Only the lines holding the string "years" are needed. Copy each one.
>> START DATA PROVIDED
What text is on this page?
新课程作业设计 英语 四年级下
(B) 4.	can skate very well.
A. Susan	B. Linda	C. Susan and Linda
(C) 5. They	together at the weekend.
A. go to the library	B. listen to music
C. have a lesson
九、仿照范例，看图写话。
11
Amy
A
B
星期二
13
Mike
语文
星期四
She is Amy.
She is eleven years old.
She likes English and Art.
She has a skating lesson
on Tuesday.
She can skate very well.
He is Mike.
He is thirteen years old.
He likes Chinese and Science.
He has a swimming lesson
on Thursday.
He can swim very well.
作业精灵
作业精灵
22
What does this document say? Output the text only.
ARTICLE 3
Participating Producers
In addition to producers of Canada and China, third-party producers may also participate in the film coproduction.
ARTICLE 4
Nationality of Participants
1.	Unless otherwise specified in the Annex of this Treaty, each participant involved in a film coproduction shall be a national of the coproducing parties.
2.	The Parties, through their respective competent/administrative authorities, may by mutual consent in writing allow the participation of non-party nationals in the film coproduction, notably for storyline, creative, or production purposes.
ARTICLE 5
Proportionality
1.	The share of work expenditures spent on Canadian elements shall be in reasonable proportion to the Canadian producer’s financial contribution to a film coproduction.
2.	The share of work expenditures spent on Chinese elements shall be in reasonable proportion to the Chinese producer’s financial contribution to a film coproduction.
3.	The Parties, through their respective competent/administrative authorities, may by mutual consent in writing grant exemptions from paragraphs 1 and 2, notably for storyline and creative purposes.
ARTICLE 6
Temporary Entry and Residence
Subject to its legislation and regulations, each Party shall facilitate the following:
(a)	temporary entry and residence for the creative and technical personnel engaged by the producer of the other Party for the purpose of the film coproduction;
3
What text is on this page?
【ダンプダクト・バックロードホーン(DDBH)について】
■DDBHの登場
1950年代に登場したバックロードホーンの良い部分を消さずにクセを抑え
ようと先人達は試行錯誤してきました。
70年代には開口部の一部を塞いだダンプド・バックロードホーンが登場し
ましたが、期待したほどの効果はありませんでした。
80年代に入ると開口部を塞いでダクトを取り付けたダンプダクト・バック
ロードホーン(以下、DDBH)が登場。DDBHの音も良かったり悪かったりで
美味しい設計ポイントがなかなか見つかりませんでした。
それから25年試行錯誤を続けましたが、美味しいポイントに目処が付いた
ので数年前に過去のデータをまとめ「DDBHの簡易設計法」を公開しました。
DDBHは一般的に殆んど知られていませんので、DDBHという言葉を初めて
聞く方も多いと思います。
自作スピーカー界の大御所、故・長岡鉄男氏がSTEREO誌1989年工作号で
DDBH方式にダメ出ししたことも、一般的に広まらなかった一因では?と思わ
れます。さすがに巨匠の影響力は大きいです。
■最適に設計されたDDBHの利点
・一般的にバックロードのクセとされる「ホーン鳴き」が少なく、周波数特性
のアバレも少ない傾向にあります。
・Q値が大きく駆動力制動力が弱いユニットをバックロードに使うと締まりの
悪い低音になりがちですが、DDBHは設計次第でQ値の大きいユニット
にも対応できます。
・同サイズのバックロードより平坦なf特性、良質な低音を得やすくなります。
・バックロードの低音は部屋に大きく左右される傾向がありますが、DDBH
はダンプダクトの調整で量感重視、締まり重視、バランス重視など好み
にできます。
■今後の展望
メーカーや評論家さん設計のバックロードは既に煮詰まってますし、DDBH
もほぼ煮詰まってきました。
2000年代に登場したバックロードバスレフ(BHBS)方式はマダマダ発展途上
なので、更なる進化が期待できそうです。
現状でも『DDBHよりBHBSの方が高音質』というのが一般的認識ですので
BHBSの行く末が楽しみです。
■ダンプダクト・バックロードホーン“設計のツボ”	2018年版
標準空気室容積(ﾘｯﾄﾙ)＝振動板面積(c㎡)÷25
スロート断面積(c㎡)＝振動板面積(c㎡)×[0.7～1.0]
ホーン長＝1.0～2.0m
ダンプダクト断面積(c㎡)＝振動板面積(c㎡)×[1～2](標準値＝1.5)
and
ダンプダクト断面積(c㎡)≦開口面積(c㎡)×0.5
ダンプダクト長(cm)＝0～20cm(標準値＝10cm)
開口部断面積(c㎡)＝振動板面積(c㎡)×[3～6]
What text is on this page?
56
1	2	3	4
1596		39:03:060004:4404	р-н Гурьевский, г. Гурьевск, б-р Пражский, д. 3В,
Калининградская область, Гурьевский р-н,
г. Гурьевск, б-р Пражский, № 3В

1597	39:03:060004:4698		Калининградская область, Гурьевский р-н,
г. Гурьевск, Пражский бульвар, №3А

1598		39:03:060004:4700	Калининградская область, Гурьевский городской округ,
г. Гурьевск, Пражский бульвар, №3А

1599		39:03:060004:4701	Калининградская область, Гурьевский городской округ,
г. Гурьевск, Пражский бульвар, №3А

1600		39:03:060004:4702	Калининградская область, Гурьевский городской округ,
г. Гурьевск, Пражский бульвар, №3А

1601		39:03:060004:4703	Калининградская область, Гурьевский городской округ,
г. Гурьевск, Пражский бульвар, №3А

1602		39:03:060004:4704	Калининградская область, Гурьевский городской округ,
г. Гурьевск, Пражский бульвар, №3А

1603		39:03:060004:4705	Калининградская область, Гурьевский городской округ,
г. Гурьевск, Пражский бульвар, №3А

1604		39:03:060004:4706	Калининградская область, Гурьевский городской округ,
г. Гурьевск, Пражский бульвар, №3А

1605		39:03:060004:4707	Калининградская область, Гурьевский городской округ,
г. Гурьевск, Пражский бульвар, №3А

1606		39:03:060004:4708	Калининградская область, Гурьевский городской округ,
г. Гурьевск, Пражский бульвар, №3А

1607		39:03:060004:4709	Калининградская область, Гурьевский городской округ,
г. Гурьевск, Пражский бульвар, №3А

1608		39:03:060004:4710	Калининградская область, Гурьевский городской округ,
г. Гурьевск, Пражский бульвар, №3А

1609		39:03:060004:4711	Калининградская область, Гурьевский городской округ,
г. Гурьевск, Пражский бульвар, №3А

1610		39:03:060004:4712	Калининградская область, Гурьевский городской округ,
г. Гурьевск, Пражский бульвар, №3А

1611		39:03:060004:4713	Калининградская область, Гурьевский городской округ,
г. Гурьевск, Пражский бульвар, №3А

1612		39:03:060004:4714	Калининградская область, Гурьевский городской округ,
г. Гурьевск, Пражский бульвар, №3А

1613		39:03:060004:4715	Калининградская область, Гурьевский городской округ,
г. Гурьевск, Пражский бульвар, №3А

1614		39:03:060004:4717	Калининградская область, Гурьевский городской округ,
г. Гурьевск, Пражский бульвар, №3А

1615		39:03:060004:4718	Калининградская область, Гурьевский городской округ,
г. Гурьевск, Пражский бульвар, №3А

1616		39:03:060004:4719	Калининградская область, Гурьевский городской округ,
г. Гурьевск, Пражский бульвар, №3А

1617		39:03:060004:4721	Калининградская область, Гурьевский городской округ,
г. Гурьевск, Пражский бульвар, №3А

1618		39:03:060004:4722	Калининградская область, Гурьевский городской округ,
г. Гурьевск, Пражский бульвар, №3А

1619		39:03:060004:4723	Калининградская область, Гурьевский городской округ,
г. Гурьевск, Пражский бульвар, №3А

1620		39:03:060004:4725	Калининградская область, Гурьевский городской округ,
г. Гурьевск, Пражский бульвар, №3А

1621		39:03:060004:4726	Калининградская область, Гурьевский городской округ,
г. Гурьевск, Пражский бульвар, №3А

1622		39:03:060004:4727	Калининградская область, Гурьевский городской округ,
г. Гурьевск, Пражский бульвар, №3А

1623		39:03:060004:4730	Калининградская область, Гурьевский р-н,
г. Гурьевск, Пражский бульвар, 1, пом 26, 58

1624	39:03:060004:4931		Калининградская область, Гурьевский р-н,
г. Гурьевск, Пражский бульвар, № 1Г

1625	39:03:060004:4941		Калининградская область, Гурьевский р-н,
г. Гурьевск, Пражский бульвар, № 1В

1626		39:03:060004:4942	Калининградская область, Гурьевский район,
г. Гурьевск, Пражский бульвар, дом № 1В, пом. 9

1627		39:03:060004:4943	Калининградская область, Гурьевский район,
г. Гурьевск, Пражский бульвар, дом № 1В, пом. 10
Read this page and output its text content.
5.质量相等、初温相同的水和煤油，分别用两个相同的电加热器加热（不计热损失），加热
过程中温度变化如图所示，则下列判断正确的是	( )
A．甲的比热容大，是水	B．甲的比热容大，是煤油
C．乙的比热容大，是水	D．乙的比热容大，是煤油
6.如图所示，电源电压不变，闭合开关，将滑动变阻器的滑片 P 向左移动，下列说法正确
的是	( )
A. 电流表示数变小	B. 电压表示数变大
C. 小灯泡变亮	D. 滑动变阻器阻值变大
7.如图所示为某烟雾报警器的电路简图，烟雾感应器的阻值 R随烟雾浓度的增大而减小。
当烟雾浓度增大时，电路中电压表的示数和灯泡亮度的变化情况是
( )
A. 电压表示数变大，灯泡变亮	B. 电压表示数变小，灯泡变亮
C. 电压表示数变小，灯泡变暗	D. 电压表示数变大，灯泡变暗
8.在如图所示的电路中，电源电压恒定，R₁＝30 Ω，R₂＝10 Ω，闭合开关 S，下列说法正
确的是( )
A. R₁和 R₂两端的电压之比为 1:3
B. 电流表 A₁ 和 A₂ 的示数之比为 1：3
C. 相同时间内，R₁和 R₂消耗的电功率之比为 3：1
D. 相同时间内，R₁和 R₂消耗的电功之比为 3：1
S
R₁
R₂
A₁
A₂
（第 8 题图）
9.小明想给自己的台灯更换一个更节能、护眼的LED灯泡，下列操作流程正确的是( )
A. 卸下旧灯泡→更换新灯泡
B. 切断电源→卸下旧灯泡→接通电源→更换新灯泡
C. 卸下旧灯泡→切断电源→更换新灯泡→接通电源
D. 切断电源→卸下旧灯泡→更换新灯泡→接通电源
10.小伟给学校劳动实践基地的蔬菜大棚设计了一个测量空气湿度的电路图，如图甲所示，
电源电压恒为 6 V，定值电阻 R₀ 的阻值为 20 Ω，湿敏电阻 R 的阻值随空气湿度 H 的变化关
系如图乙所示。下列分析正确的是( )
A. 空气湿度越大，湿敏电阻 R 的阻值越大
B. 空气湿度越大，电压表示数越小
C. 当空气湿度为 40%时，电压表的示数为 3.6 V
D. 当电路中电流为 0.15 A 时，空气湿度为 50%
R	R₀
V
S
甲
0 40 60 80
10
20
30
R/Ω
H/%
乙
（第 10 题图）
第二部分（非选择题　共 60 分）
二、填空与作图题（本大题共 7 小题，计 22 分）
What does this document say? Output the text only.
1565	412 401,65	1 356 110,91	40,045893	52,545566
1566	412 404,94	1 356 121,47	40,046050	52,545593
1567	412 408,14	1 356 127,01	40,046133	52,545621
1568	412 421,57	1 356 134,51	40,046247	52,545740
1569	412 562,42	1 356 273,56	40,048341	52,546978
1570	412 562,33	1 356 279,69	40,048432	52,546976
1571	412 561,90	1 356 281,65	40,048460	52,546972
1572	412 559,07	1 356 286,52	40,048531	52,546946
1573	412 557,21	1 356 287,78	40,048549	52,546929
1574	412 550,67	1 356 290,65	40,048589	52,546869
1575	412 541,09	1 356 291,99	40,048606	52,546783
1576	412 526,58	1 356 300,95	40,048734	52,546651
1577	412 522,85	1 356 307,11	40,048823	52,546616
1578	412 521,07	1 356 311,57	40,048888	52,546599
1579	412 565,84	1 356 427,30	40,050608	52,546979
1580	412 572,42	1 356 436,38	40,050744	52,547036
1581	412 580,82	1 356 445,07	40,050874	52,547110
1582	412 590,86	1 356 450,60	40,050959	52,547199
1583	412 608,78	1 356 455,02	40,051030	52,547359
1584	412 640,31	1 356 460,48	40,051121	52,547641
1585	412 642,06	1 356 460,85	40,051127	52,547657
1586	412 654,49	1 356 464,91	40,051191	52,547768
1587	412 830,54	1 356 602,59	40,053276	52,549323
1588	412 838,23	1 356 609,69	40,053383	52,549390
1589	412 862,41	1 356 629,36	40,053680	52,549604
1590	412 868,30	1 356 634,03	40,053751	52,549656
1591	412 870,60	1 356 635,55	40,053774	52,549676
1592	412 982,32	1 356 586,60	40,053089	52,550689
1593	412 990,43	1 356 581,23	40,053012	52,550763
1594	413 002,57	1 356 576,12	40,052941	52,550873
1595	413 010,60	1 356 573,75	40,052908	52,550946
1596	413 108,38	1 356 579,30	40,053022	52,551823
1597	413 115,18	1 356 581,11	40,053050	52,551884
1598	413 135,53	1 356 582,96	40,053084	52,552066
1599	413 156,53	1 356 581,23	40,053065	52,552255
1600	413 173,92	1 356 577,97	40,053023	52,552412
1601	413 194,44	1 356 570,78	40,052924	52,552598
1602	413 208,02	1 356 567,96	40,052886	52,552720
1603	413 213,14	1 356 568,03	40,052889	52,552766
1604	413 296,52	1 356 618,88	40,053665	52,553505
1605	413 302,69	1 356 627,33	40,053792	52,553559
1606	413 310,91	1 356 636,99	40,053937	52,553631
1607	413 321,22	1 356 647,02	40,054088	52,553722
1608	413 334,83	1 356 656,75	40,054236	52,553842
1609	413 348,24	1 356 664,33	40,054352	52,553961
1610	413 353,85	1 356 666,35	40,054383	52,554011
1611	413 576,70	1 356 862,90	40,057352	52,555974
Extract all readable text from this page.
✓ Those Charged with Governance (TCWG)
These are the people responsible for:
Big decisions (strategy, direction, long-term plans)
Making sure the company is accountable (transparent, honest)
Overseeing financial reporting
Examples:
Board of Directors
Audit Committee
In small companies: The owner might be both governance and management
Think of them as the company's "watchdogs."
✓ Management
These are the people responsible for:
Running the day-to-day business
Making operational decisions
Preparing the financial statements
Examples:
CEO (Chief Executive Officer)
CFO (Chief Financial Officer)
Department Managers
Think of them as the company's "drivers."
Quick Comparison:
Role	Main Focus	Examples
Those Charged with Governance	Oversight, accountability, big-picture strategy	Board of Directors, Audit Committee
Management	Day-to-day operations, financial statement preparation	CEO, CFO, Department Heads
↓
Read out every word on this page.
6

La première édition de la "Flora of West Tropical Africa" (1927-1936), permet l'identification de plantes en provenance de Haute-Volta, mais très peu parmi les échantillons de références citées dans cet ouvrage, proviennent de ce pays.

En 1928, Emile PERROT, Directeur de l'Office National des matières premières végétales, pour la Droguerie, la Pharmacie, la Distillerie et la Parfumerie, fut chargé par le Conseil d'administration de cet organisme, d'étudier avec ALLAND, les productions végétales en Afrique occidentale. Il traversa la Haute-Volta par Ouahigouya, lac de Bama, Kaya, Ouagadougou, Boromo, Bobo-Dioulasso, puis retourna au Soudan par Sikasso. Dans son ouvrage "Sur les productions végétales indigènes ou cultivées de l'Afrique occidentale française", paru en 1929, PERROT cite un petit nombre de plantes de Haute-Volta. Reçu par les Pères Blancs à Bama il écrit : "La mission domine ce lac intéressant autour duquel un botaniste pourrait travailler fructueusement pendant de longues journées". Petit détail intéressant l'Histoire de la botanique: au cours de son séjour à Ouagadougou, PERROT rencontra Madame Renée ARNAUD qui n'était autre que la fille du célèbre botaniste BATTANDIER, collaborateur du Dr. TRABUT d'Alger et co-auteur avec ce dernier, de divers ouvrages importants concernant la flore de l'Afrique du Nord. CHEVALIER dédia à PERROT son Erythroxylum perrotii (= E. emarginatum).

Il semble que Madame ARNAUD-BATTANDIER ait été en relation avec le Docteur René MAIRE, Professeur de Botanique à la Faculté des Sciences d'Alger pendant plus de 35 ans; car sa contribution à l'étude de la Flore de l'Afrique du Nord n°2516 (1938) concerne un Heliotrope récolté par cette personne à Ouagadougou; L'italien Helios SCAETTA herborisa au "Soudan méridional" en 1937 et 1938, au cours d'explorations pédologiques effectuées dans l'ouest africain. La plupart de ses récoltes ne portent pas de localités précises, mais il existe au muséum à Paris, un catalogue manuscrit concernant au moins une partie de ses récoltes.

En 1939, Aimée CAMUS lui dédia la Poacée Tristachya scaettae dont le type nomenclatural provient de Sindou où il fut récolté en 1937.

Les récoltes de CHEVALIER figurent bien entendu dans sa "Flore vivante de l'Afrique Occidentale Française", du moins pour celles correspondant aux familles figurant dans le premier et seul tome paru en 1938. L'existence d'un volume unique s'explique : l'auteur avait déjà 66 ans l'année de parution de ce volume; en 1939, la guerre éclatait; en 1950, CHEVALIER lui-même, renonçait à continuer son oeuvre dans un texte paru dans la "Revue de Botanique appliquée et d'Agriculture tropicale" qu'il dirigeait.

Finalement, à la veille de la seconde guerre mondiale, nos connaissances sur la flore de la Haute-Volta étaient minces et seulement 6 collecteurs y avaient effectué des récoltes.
>> END DATA PROVIDED
[SOLUTION FOR THIS TASK]
She is eleven years old.
He is thirteen years old.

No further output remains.